---------- Data lines ----------

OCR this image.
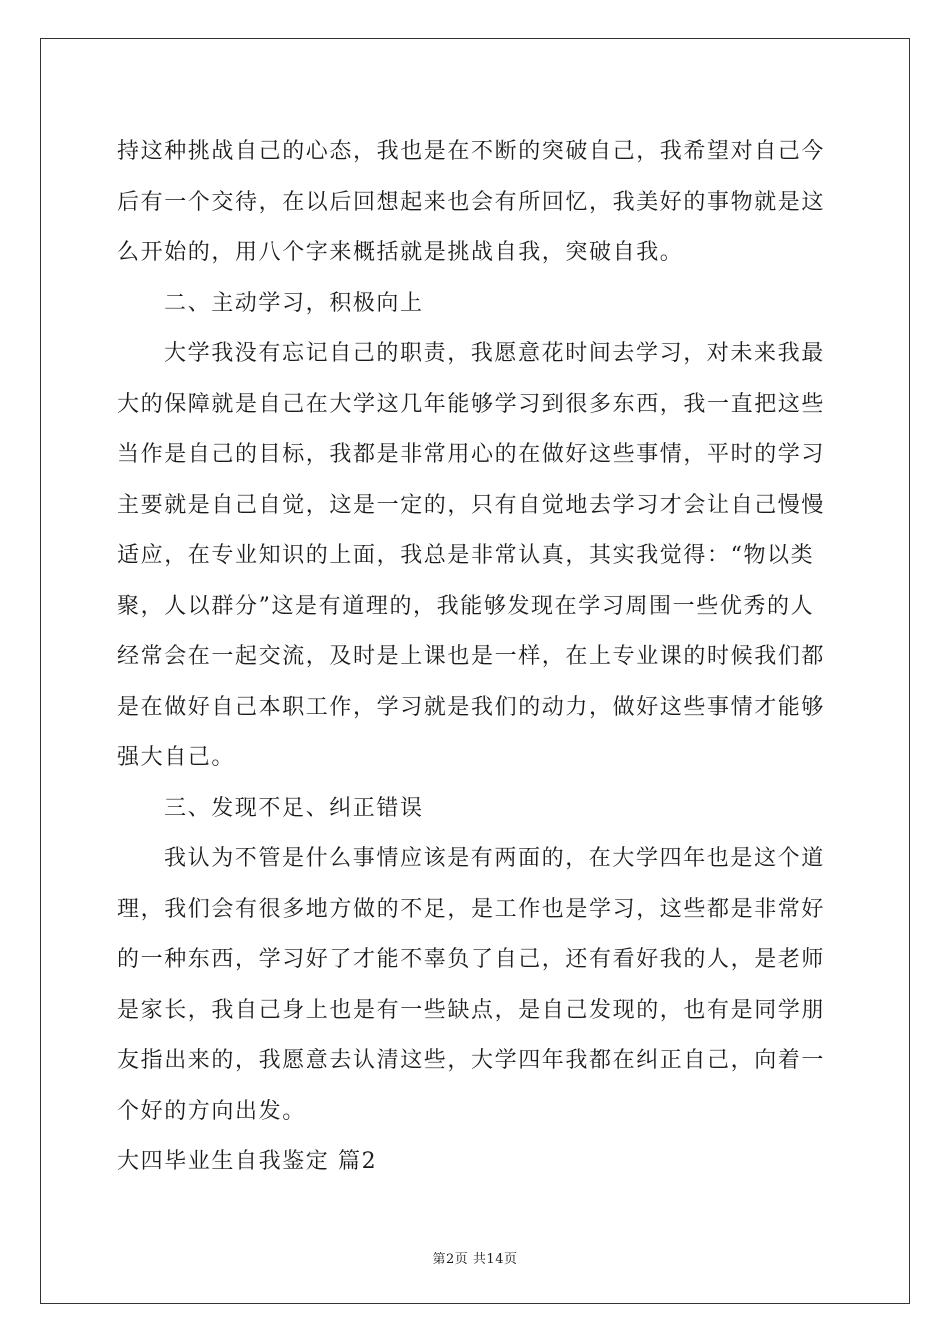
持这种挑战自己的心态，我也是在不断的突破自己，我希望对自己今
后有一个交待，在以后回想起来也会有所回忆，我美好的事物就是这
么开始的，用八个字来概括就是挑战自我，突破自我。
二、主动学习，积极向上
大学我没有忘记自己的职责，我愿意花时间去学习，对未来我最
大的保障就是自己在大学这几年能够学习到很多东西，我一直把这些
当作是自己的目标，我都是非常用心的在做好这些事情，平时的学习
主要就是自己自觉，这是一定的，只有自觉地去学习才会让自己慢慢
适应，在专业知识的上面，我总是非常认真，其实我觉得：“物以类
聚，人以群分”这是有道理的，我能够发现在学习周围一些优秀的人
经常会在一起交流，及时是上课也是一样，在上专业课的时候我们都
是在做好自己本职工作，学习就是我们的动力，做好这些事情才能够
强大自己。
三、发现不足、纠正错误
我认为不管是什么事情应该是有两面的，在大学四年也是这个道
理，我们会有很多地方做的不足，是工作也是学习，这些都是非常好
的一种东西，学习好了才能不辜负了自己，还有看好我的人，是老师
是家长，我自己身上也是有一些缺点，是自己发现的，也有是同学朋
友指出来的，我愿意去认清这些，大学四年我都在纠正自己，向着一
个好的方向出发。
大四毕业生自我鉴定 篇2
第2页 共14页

----------
---------- Data lines ----------

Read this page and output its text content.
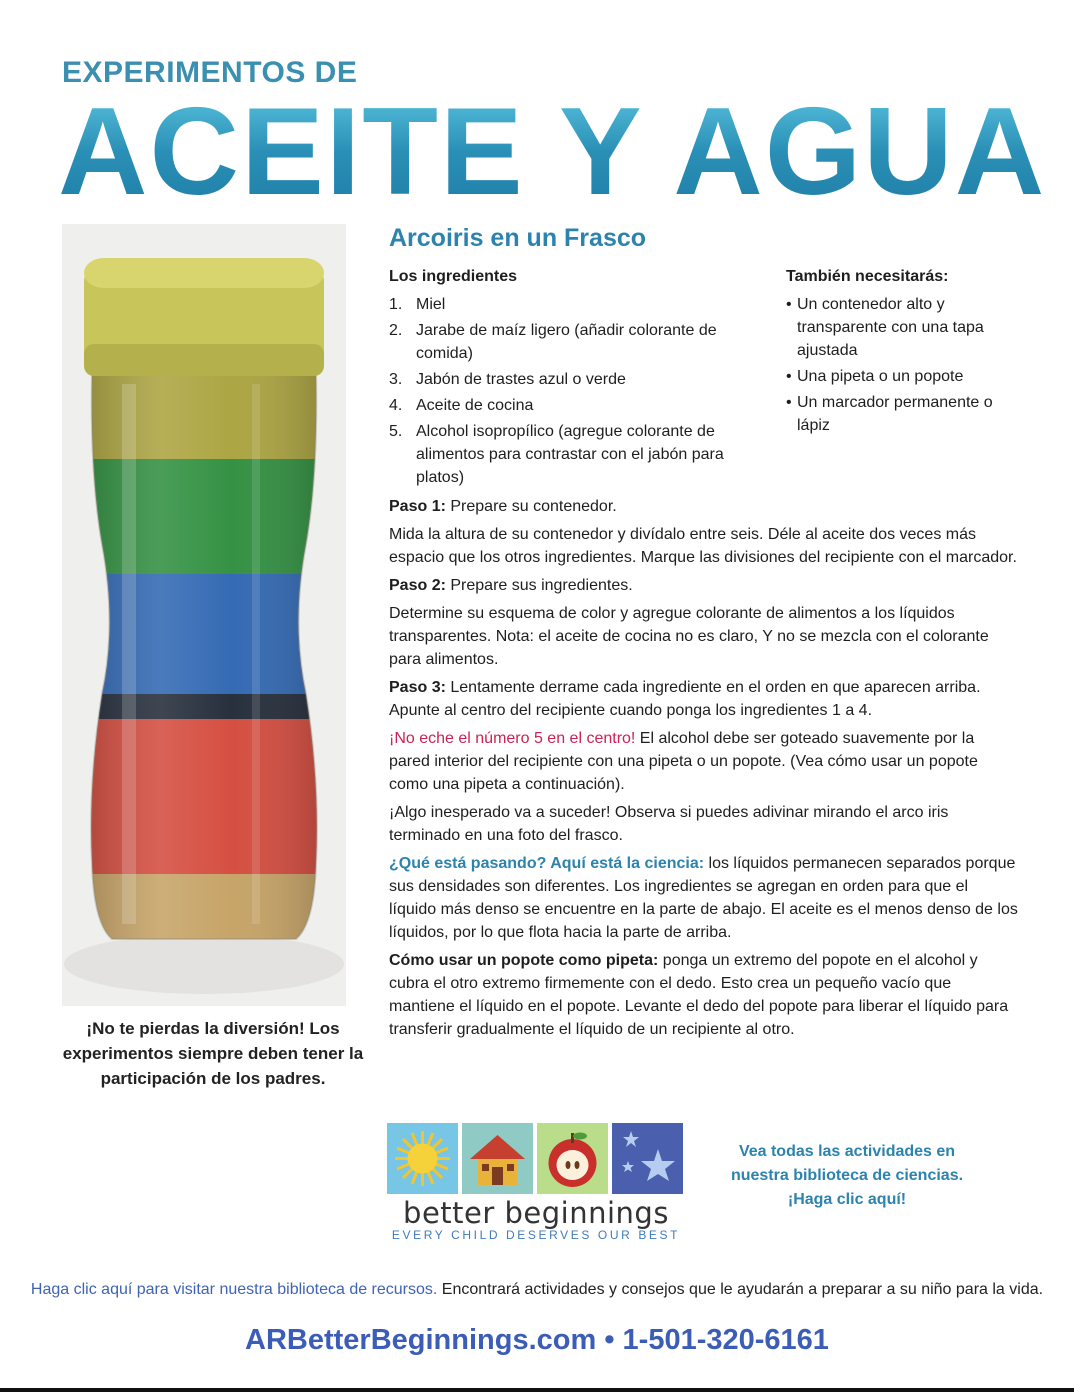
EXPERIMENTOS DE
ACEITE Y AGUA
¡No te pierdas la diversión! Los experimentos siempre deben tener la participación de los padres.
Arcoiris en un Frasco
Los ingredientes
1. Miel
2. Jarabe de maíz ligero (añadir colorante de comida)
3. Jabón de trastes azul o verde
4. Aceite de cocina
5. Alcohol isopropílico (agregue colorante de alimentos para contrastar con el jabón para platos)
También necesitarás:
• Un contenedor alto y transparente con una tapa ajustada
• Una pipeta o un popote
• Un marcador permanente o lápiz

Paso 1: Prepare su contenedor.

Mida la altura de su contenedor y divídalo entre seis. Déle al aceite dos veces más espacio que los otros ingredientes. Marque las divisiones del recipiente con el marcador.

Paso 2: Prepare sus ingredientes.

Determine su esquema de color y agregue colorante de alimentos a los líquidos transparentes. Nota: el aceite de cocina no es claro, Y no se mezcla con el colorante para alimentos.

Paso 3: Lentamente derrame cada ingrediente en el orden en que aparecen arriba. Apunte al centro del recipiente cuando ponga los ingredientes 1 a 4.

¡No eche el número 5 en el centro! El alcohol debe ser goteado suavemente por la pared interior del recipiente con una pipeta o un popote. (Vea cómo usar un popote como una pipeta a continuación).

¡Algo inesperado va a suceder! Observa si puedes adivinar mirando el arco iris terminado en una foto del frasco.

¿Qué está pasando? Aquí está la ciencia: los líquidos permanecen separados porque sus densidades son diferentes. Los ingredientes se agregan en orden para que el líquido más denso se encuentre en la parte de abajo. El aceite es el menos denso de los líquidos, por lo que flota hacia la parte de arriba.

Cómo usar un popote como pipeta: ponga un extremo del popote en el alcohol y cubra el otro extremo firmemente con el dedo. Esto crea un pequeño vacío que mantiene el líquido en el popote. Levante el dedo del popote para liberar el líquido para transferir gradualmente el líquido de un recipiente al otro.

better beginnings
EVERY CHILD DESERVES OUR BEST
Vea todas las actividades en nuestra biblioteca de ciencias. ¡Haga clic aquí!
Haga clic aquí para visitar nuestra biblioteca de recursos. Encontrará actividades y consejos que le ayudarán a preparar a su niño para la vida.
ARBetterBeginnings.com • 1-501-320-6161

----------

Directions. Copy all lines in the listing above where the string "colorante" appears.

Response to the exercise.
2. Jarabe de maíz ligero (añadir colorante de comida)
5. Alcohol isopropílico (agregue colorante de alimentos para contrastar con el jabón para platos)
Determine su esquema de color y agregue colorante de alimentos a los líquidos transparentes. Nota: el aceite de cocina no es claro, Y no se mezcla con el colorante para alimentos.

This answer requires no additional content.